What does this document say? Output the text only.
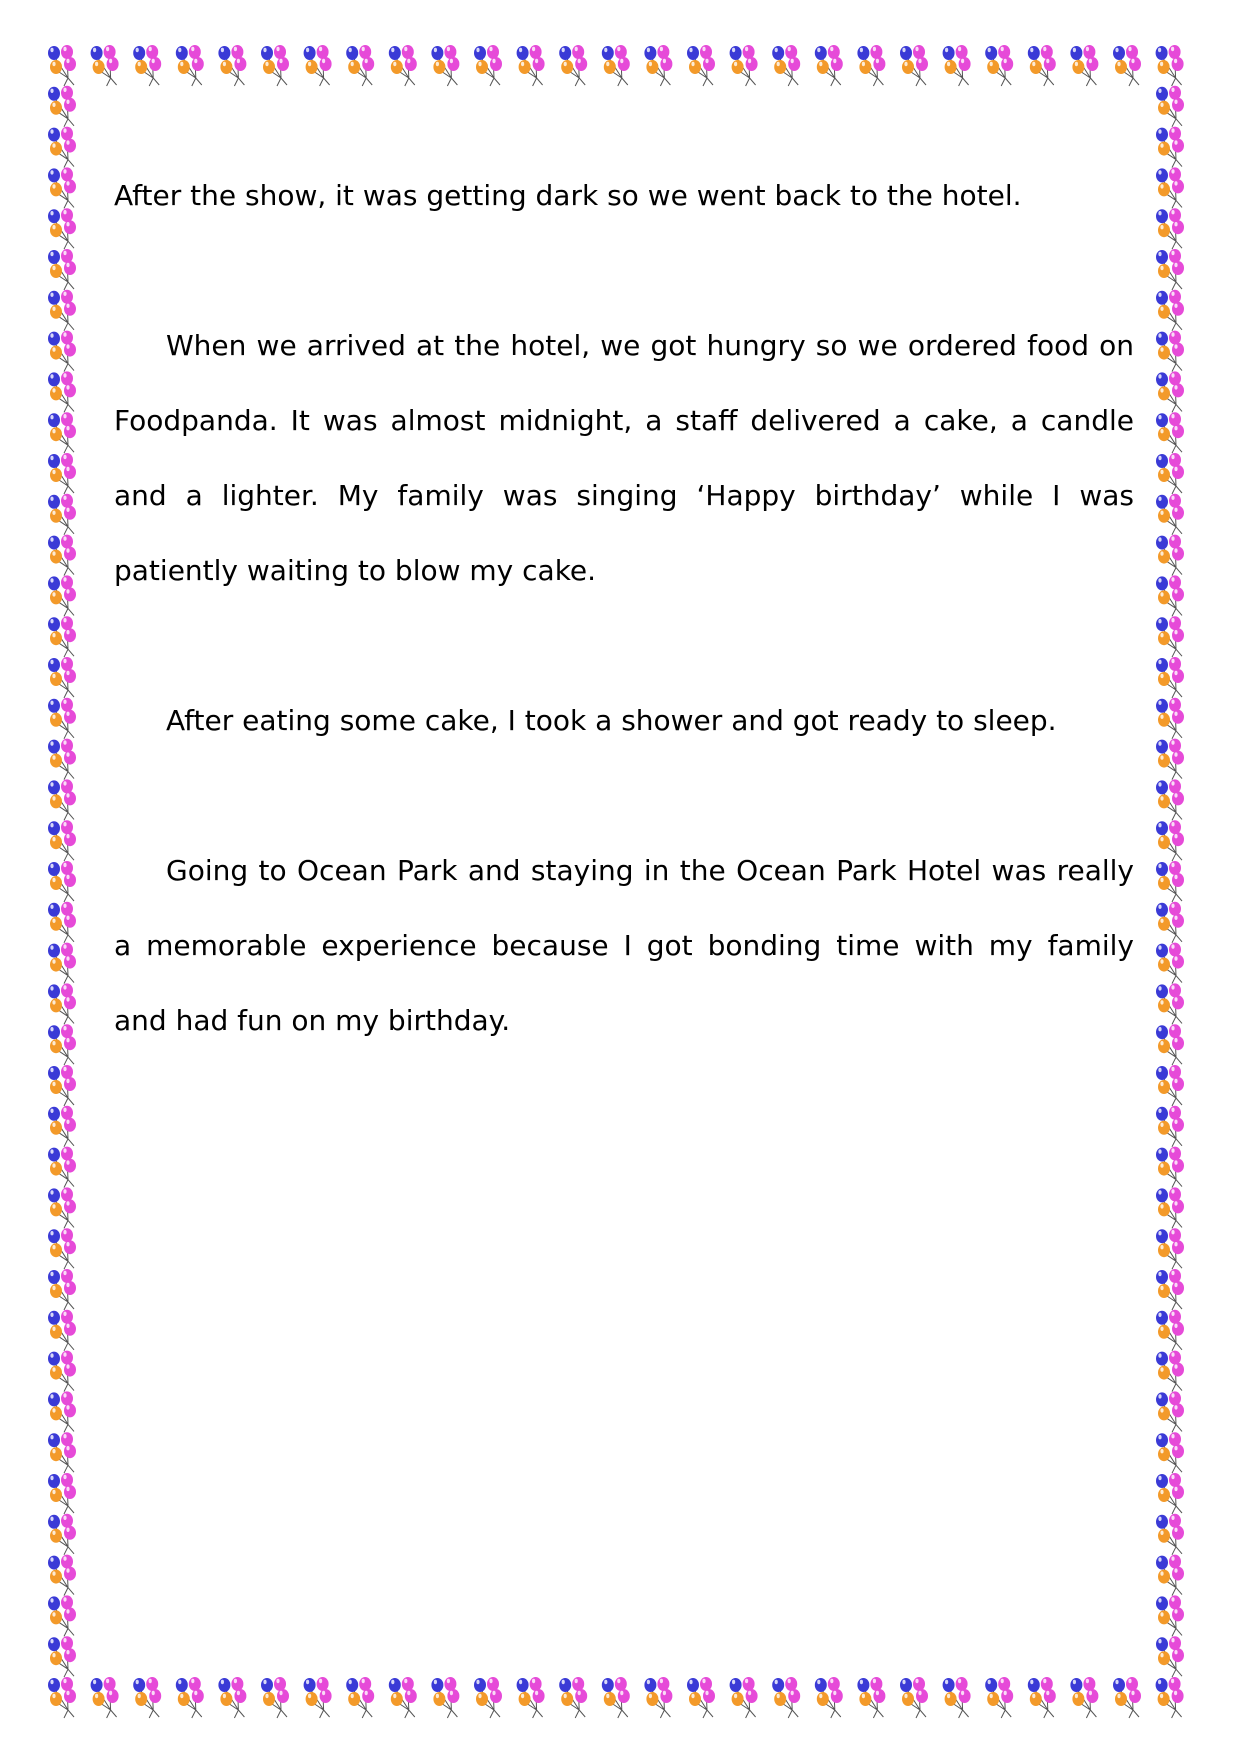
After the show, it was getting dark so we went back to the hotel.

When we arrived at the hotel, we got hungry so we ordered food on Foodpanda. It was almost midnight, a staff delivered a cake, a candle and a lighter. My family was singing ‘Happy birthday’ while I was patiently waiting to blow my cake.

After eating some cake, I took a shower and got ready to sleep.

Going to Ocean Park and staying in the Ocean Park Hotel was really a memorable experience because I got bonding time with my family and had fun on my birthday.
##############################
■ WORK REQUIRED: Scan the material for lines with the word "birthday", and copy each line you find.

■ ANSWER FOR THIS EXERCISE:
When we arrived at the hotel, we got hungry so we ordered food on Foodpanda. It was almost midnight, a staff delivered a cake, a candle and a lighter. My family was singing ‘Happy birthday’ while I was patiently waiting to blow my cake.
Going to Ocean Park and staying in the Ocean Park Hotel was really a memorable experience because I got bonding time with my family and had fun on my birthday.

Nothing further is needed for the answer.